▶ **Task statement**
Reply with one number only: the count of lines below that contain the word "this".

▶ **Exercise materials**
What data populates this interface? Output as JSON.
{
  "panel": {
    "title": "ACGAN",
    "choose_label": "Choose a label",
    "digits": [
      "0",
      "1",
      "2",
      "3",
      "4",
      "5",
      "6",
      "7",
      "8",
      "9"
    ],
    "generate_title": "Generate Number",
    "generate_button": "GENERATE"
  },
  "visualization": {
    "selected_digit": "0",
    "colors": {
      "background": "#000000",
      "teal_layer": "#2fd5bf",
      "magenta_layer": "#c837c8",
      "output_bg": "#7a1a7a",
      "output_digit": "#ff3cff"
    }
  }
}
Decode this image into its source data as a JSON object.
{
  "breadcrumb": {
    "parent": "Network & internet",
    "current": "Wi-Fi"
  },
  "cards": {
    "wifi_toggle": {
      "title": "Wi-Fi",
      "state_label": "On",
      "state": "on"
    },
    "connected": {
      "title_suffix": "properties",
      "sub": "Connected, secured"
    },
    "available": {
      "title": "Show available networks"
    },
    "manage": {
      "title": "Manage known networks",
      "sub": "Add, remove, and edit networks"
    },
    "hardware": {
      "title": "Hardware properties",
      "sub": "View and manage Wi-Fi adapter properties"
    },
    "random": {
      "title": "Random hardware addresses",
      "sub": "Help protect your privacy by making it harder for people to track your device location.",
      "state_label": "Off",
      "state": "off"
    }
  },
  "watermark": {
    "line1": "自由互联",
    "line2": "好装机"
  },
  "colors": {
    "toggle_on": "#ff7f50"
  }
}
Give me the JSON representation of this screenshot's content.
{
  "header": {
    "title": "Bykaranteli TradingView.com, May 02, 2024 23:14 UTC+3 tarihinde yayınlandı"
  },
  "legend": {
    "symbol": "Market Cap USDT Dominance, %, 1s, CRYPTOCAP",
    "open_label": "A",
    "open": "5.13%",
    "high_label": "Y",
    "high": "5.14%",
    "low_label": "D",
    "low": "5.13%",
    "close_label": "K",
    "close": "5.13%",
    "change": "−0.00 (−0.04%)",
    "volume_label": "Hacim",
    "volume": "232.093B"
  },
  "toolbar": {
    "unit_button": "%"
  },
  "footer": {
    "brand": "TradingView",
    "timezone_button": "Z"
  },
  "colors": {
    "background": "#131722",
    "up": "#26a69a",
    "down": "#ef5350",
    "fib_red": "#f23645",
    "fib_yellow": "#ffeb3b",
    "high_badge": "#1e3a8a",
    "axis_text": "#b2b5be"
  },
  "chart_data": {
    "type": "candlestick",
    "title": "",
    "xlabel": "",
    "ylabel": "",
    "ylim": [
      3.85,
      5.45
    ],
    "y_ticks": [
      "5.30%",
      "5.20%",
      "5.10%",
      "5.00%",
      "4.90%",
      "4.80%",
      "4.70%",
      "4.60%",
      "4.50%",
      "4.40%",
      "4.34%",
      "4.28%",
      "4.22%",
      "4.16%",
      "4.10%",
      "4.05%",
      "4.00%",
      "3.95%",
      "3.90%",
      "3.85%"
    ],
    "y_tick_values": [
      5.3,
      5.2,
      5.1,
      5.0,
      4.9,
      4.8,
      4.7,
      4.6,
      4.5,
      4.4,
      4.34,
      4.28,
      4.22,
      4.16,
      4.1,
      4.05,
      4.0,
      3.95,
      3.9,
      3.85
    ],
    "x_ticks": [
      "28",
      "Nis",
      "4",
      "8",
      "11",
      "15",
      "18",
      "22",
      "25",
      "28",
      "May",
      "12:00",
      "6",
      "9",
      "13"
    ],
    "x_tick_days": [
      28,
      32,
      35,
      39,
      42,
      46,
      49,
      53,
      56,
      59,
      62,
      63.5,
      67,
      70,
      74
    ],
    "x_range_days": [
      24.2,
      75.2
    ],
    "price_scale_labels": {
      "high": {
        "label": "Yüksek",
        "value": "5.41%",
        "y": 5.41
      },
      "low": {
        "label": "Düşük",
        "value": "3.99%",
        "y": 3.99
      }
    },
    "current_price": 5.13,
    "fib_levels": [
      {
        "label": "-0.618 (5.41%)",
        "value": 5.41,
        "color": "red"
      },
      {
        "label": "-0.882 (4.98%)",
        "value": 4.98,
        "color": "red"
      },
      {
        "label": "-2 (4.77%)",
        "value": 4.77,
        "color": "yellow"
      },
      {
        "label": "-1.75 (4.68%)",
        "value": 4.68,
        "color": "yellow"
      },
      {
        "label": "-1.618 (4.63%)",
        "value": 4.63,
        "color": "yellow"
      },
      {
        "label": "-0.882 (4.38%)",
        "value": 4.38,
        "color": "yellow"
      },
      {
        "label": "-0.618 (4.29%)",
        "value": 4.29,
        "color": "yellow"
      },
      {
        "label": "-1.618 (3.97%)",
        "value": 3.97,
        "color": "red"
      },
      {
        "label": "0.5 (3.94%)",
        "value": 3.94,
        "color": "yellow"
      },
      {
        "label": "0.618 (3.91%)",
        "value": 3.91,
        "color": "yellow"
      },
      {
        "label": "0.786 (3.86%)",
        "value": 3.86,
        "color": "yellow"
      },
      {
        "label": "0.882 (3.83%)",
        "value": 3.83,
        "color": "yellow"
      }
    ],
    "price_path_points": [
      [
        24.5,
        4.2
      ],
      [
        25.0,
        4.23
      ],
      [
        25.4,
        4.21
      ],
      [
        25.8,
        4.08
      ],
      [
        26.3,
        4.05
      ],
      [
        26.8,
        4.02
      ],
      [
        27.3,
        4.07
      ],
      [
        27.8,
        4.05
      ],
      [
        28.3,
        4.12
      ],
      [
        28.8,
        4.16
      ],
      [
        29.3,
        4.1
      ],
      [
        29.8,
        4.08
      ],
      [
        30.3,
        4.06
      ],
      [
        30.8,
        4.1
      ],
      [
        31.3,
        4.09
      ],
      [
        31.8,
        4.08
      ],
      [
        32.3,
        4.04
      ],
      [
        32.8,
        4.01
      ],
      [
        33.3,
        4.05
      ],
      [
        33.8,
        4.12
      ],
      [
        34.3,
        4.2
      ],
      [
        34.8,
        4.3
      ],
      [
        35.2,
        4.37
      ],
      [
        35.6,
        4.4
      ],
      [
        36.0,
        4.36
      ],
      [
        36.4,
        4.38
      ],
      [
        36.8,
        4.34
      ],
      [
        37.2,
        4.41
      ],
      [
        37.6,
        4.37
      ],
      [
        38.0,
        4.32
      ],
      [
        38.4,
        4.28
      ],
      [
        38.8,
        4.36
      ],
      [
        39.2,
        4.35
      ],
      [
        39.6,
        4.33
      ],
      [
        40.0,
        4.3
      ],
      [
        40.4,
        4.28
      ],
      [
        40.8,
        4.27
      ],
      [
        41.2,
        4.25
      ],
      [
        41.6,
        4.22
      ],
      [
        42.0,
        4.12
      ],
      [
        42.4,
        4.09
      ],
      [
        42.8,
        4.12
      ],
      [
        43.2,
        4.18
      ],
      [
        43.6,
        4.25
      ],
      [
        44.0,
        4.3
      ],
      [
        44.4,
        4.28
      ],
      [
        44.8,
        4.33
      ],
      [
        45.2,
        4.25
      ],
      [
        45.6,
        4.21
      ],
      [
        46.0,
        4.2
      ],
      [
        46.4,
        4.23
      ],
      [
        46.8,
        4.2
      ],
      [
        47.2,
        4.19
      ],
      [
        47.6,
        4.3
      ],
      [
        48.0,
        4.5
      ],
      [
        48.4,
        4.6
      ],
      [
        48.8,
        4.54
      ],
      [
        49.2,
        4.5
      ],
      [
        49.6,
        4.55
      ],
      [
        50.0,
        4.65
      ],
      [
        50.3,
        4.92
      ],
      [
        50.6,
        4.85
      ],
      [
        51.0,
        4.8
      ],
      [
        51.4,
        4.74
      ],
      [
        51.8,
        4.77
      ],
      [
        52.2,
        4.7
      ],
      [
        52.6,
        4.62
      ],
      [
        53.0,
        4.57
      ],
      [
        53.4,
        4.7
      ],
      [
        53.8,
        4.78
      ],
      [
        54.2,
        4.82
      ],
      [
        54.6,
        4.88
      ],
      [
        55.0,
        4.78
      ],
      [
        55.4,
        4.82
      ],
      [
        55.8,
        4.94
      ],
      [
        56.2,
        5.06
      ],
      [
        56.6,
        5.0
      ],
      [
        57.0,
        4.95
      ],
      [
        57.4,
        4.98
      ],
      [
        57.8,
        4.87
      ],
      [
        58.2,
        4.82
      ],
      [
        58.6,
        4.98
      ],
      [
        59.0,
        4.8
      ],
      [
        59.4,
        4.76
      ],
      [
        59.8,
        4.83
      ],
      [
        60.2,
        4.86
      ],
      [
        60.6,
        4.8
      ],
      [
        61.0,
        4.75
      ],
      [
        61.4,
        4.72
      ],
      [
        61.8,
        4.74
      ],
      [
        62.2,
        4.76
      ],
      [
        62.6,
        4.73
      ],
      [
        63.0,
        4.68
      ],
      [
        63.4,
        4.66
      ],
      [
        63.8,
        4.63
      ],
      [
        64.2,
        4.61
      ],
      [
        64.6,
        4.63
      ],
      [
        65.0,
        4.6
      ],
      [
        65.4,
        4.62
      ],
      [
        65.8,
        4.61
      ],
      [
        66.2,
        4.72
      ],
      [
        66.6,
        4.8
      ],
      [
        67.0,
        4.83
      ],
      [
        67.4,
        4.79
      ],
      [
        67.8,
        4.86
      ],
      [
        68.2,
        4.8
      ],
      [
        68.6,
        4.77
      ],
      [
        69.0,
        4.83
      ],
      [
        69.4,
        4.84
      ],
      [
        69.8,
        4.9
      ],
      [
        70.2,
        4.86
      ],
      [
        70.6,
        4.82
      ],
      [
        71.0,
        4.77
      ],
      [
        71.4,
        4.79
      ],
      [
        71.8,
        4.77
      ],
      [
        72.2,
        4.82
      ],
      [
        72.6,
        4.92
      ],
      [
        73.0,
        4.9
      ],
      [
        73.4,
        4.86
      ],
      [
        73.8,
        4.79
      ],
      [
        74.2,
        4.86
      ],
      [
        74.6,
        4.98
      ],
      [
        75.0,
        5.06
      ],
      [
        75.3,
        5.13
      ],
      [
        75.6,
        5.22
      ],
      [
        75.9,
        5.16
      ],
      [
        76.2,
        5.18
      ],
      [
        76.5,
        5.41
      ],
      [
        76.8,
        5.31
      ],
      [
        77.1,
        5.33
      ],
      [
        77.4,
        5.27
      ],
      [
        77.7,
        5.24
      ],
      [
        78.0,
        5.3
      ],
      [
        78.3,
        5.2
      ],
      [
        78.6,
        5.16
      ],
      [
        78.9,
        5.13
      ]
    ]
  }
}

▶ **Exercise response**
3